- **PAGE EXCERPT**
——————
We reach David LaChapelle at his lodgings near the Red Sea in the early evening last week. He’s there for work, but stole away to swim in the sea and take in the splendor of the coral reef. “It was incredible,” he says, quietly awestruck.
Despite taking our call at the end of a long day, he looks particularly fresh-faced and his mind is nimble, unspooling the history and concepts behind a decades-long body of work with total recall. He seems ageless.
Which all makes it surreal that this spry booked-and-busy artist is traveling to Orlando next week to be on hand for the opening of a new retrospective exhibition, As the World Turns, that spans the entirety of a career that started in the 1980s shooting for Andy Warhol’s seminal Interview magazine. LaChapelle, however, is unfazed about getting the retrospective treatment.
“I’ve been taking pictures for so long. I started when I was 19. So I spent over 43 years, yeah, so it feels like the right time to do it,” he says. “Even though we’re still doing work. I’d like to think of it as a mid-career kind of thing.”
David LaChapelle: As the World Turns — opening Saturday — will reportedly be the largest U.S. museum retrospective of his works to date, presenting more than 100 pieces of art.
The work featured in As the World includes well-known and fantastical portraits of the likes of Amy Winehouse, David Bowie, Madonna, Muhammad Ali, Charli XCX, Tupac Shakur and Doja Cat, as well as fashion editorials, early religious-themed works and some new, previously unseen pieces.

LaChapelle has characterized it as almost a group exhibition, because it follows so many distinct chapters of his long career. So many David LaChapelles, if you will.
——————
- **DATASET EXTRACT**

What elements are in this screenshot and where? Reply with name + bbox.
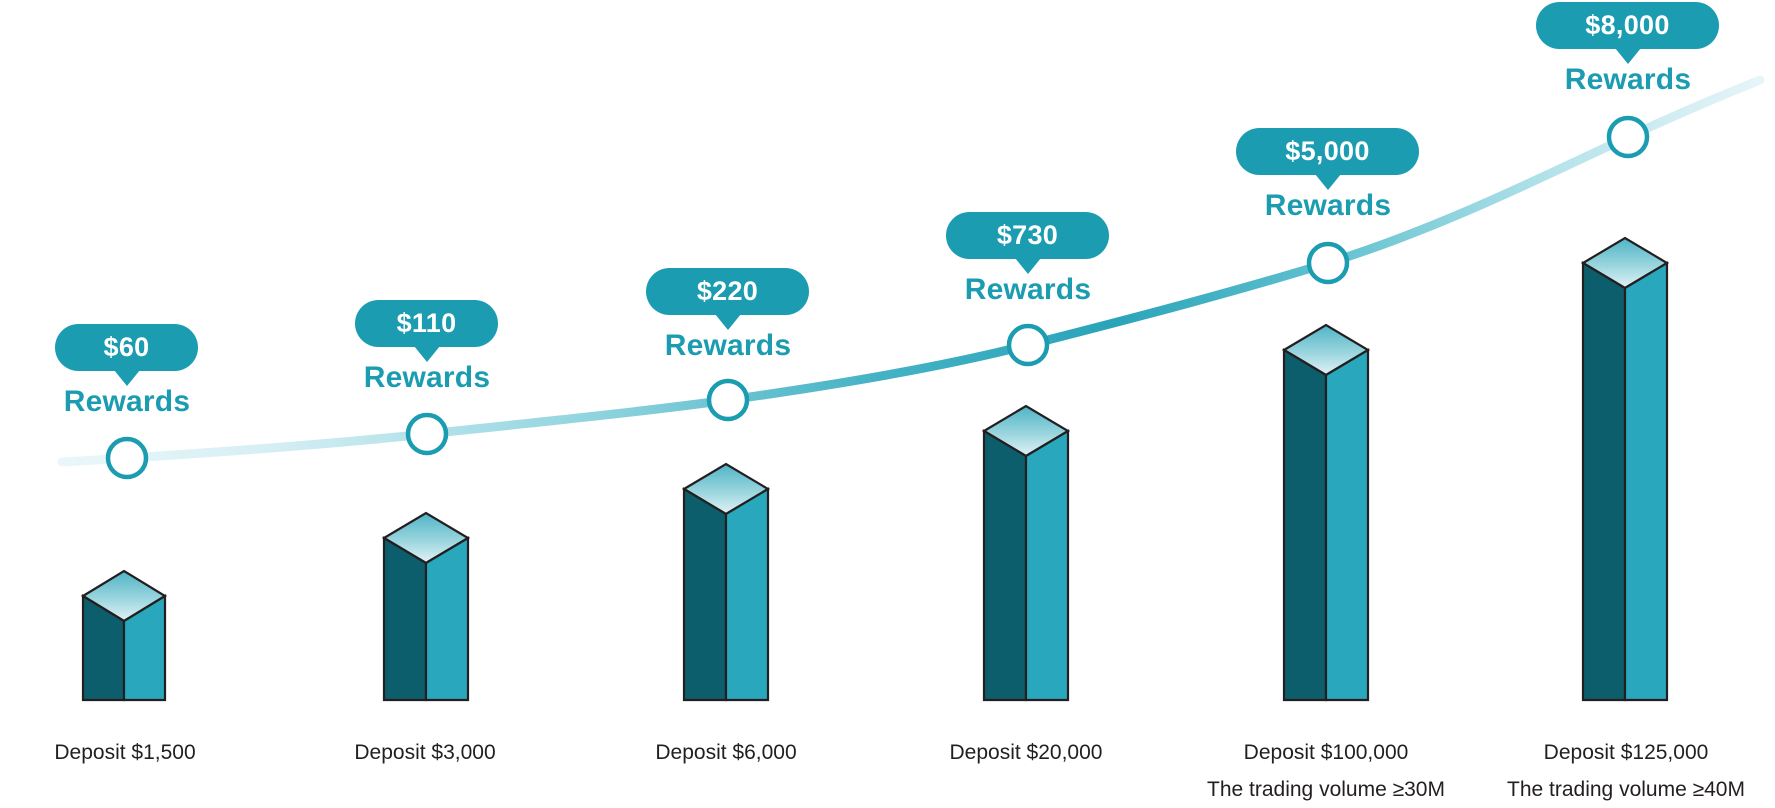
——————
- **STATED GOAL**
Go on with the article about the David LaChapelle retrospective, starting right after its final sentence. The material above comes from a different source than the article.

- **THE ANSWER**
“There’s so many different themes and things I’ve explored, from the very escapist and absurdist, surreal — I call it the shallow end of the pool — the more fashion-oriented stuff, or the portraits of pop stars. And then you have the deeper work that deals with my friends dying of AIDS, social issues, climate change, the flood of the future,” he says. “There are so many different things that I’m obsessed with. And the way I get that obsession out is to just make a photograph of it, to create art out of it and then I can sleep better at night once I’ve exorcised it out of my system.”
Religion is a theme that continually resurfaces in LaChapelle’s work, both new and old — the exorcism won’t take, it would seem. We ask him about formative portraits from the 1980s of friends and lovers dying of AIDS, taken right at the beginning of the AIDS crisis. This was arguably the start of an activist streak running throughout LaChapelle’s work, also taking in the “kissing sailors” shot taken during the World War II peace celebration in 1995, to the “House at the End of the World” and “After the Deluge” photos both from the early 2000s that vividly address climate change.

“I was in New York City in the East Village. It was the best of times and worst of times, being 15 years old and living in the East Village, it was like a utopia. And then by the time I was 19, my first boyfriend had died, and I thought for 20 years that I was [HIV] positive. I just wouldn’t even go to a doctor, because I assumed that I would be …” — he trails off momentarily — “I didn’t feel like I had much time. So there was an urgency to my work. I wanted to leave something behind. Seeing a lot of my friends die like that, so young in their early 20s, really made me question ideas of life after death. These pictures are my response to that. These were my answers.”
Most attendees will be drawn to OMA to see LaChapelle’s vivid, hyper-real celebrity and fashion work. These are images that have both traced the arc of popular culture and simultaneously shook it up with playful subversion. Among these photos is an iconic portrait of rapper Tupac Shakur in a bathtub — “‘coming clean’ just after he got out of prison,” per LaChapelle — from 1996.
“He was an artist, and I think he was really set on being an actor. He was very humble and very, very smart and sensitive. I told him my ideas for the shoot, and he didn’t have to look to his left or right to ask his publicist or agent if it was OK,” LaChapelle remembers.
This show is not all looking back. As the World also features new works, including — a continuation of his obsession with religious iconography — a massive fresco-inspired piece that will take up an appreciable chunk of the museum.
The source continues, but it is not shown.